[What is needed]: Return every record below exactly as written, but leave out the pictures.

[The input]:
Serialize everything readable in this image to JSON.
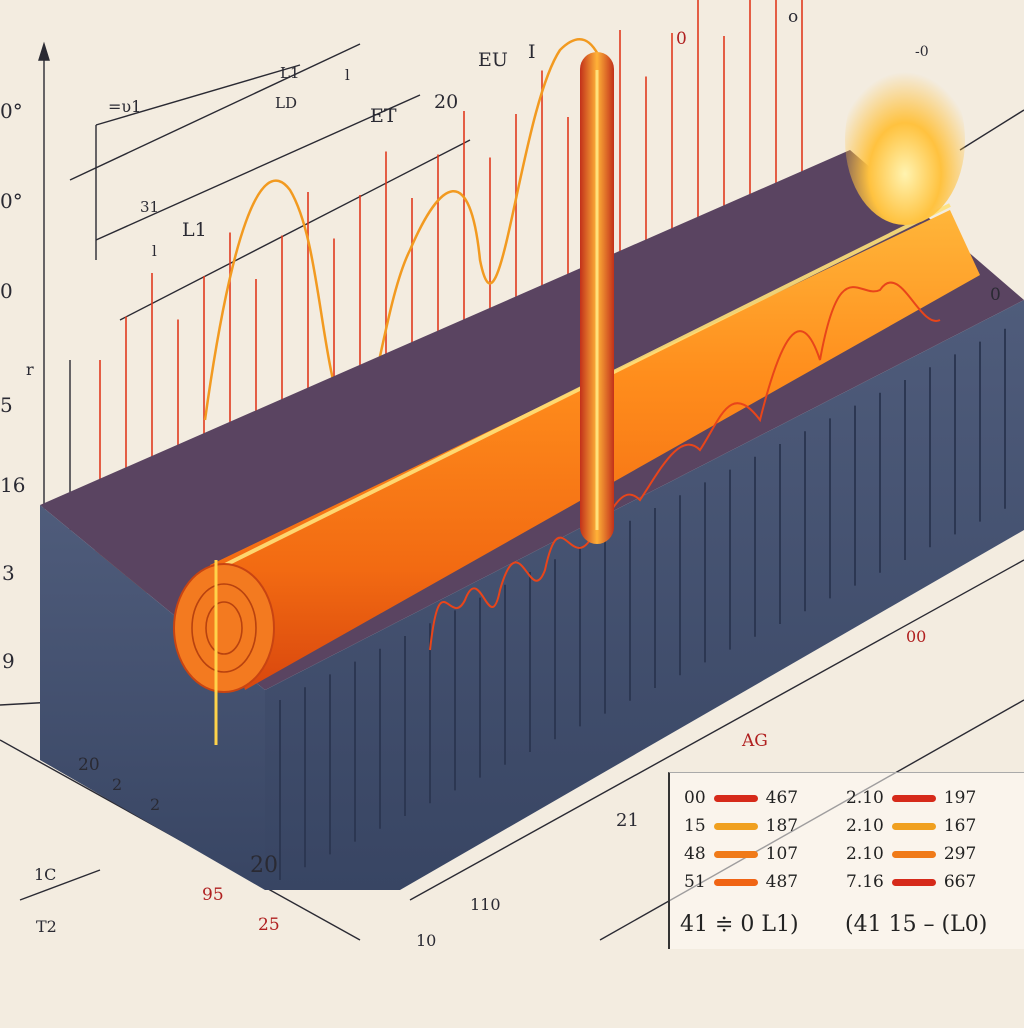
{
  "labels": {
    "top": [
      "EU",
      "I",
      "ET",
      "20",
      "0",
      "-0",
      "L1",
      "LD",
      "l"
    ],
    "left": [
      "0°",
      "0°",
      "0",
      "r",
      "5",
      "16",
      "3",
      "9"
    ],
    "mid_small": [
      "=υ1",
      "31",
      "l",
      "L1"
    ],
    "right": [
      "o",
      "0"
    ],
    "bottom": [
      "20",
      "2",
      "2",
      "20",
      "95",
      "25",
      "1C",
      "T2",
      "10",
      "110",
      "21",
      "AG",
      "00"
    ]
  },
  "legend": {
    "left_rows": [
      {
        "key": "00",
        "value": "467",
        "color": "#d62a1a"
      },
      {
        "key": "15",
        "value": "187",
        "color": "#f0a020"
      },
      {
        "key": "48",
        "value": "107",
        "color": "#f07a18"
      },
      {
        "key": "51",
        "value": "487",
        "color": "#f06414"
      }
    ],
    "right_rows": [
      {
        "key": "2.10",
        "value": "197",
        "color": "#d62a1a"
      },
      {
        "key": "2.10",
        "value": "167",
        "color": "#f0a020"
      },
      {
        "key": "2.10",
        "value": "297",
        "color": "#f07a18"
      },
      {
        "key": "7.16",
        "value": "667",
        "color": "#d62a1a"
      }
    ],
    "footer_left": "41 ≑ 0 L1)",
    "footer_right": "(41 15 – (L0)"
  },
  "colors": {
    "background": "#f3ece0",
    "block": "#3f4f6e",
    "rod": "#f58a1c",
    "glow": "#ffcf4a",
    "axis": "#2a2a33"
  }
}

[Response to the exercise]:
Serialize everything readable in this image to JSON.
{
  "labels": {
    "top": [
      "EU",
      "I",
      "ET",
      "20",
      "0",
      "-0",
      "L1",
      "LD",
      "l"
    ],
    "left": [
      "0°",
      "0°",
      "0",
      "r",
      "5",
      "16",
      "3",
      "9"
    ],
    "mid_small": [
      "=υ1",
      "31",
      "l",
      "L1"
    ],
    "right": [
      "o",
      "0"
    ],
    "bottom": [
      "20",
      "2",
      "2",
      "20",
      "95",
      "25",
      "1C",
      "T2",
      "10",
      "110",
      "21",
      "AG",
      "00"
    ]
  },
  "legend": {
    "left_rows": [
      {
        "key": "00",
        "value": "467",
        "color": "#d62a1a"
      },
      {
        "key": "15",
        "value": "187",
        "color": "#f0a020"
      },
      {
        "key": "48",
        "value": "107",
        "color": "#f07a18"
      },
      {
        "key": "51",
        "value": "487",
        "color": "#f06414"
      }
    ],
    "right_rows": [
      {
        "key": "2.10",
        "value": "197",
        "color": "#d62a1a"
      },
      {
        "key": "2.10",
        "value": "167",
        "color": "#f0a020"
      },
      {
        "key": "2.10",
        "value": "297",
        "color": "#f07a18"
      },
      {
        "key": "7.16",
        "value": "667",
        "color": "#d62a1a"
      }
    ],
    "footer_left": "41 ≑ 0 L1)",
    "footer_right": "(41 15 – (L0)"
  },
  "colors": {
    "background": "#f3ece0",
    "block": "#3f4f6e",
    "rod": "#f58a1c",
    "glow": "#ffcf4a",
    "axis": "#2a2a33"
  }
}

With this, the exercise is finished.